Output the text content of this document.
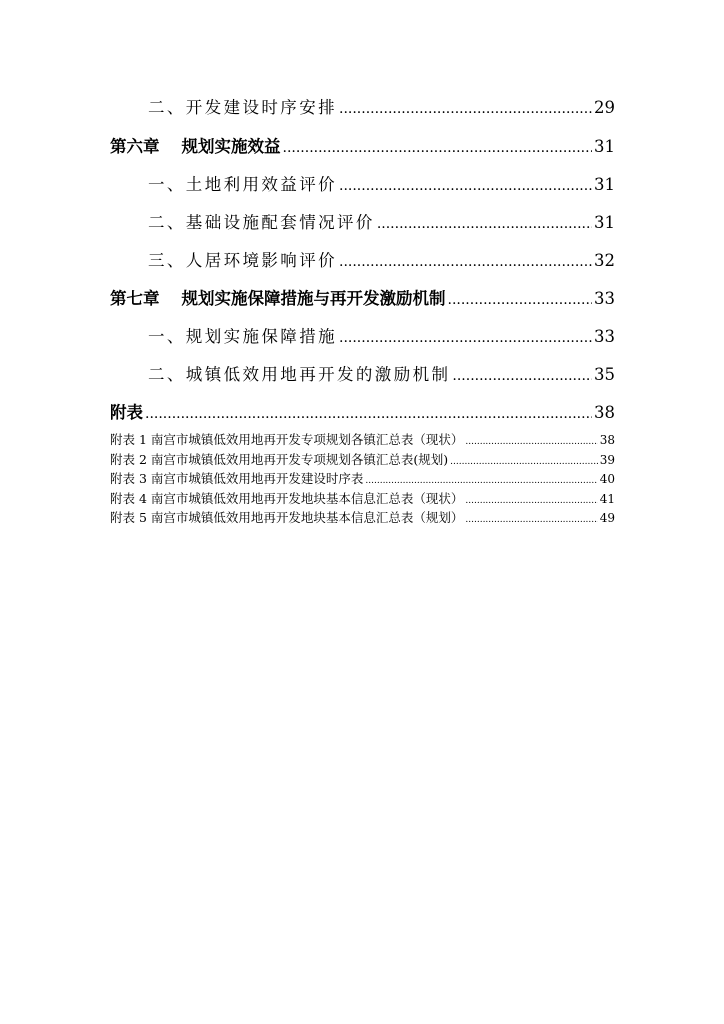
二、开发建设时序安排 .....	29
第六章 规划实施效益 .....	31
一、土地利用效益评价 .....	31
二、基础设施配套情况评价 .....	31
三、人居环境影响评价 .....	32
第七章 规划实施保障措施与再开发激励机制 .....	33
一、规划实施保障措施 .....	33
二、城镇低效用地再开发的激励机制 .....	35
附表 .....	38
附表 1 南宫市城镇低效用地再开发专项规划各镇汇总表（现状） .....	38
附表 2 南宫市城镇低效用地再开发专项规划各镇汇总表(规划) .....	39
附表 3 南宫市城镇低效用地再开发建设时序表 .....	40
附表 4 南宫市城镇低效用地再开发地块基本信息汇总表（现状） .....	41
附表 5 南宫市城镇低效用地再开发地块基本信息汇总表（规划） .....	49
· · ·
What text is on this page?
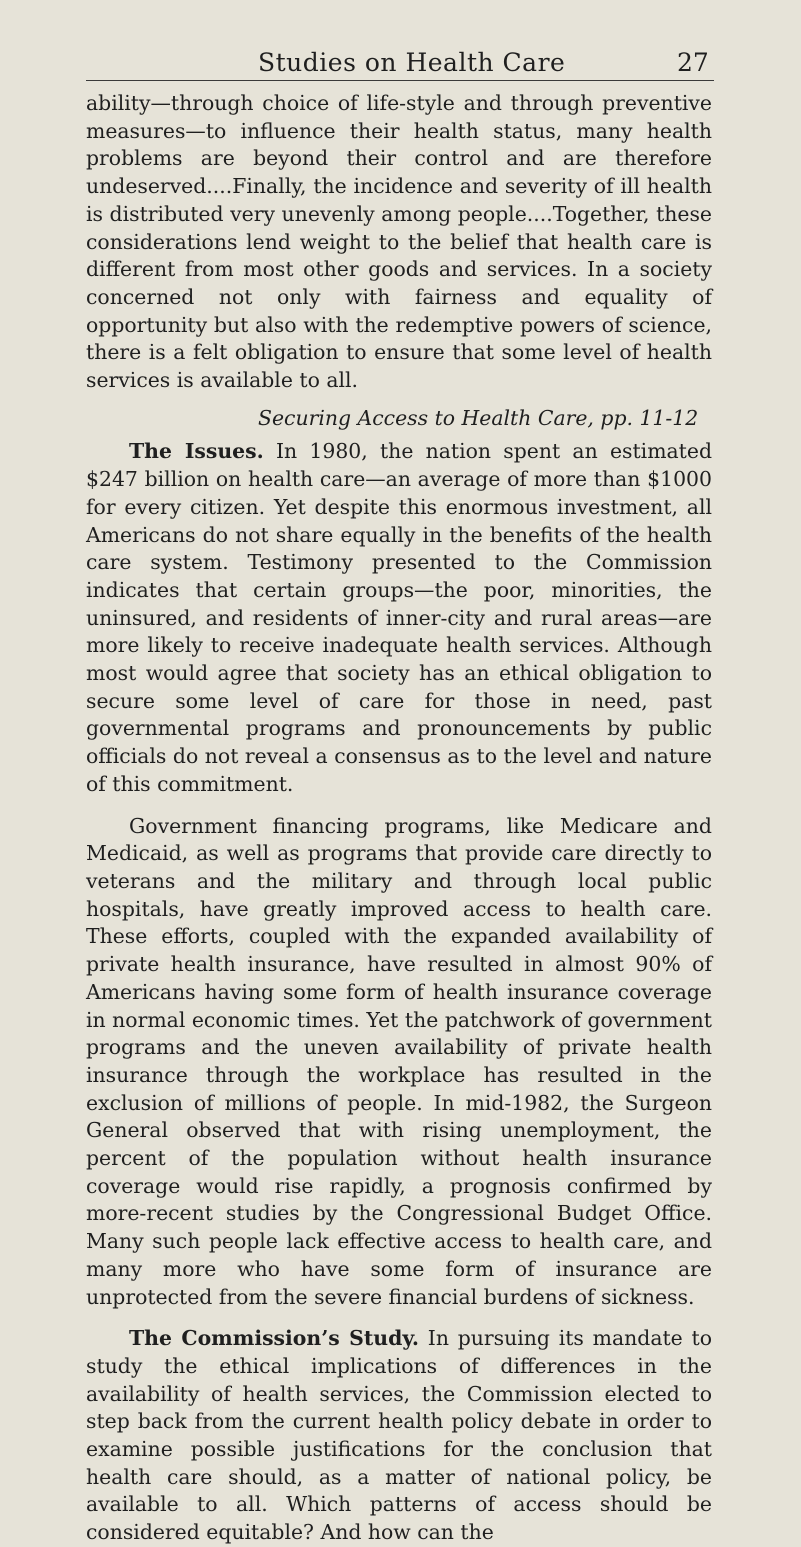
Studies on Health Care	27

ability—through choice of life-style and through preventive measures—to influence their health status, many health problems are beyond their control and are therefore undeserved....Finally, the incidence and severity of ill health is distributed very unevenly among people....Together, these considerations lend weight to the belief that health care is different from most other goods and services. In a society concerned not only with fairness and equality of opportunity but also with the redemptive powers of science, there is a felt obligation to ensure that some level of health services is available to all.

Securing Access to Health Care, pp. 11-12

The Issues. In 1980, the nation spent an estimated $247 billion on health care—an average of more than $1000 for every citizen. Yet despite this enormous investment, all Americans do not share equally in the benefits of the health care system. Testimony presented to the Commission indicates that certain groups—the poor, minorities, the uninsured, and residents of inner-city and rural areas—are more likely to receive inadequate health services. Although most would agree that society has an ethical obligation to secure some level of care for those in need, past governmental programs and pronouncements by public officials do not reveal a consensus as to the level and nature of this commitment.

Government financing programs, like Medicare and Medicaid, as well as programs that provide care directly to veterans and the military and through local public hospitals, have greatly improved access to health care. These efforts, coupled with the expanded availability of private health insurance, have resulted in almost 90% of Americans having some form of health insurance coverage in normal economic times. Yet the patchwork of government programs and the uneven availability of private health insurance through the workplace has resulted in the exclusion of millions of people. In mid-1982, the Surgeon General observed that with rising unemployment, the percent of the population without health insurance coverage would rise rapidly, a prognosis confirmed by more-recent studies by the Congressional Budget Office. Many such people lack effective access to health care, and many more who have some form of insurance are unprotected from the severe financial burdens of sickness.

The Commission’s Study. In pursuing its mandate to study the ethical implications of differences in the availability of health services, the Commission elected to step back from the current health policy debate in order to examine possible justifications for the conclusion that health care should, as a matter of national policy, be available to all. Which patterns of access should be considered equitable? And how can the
· · ·
→ **TASK OBJECTIVE**:
Show the lines of the records that include the string "南宫市城镇低效用地再开发专项规划各镇汇总表".

→ **TASK RESULT**:
附表 1 南宫市城镇低效用地再开发专项规划各镇汇总表（现状） .....	38
附表 2 南宫市城镇低效用地再开发专项规划各镇汇总表(规划) .....	39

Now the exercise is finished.